> **Objective**
Write out the listing below again, precisely as it is given.

— begin Material for this exercise —

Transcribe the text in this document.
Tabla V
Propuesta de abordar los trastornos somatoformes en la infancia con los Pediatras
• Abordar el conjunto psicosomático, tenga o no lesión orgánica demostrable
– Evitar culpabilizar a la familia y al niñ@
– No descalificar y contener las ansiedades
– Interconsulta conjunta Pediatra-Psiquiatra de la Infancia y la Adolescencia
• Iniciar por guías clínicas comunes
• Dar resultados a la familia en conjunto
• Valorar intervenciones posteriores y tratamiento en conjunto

— end Material for this exercise —

> **Solution for this task**
Transcribe the text in this document.
Tabla V
Propuesta de abordar los trastornos somatoformes en la infancia con los Pediatras
• Abordar el conjunto psicosomático, tenga o no lesión orgánica demostrable
– Evitar culpabilizar a la familia y al niñ@
– No descalificar y contener las ansiedades
– Interconsulta conjunta Pediatra-Psiquiatra de la Infancia y la Adolescencia
• Iniciar por guías clínicas comunes
• Dar resultados a la familia en conjunto
• Valorar intervenciones posteriores y tratamiento en conjunto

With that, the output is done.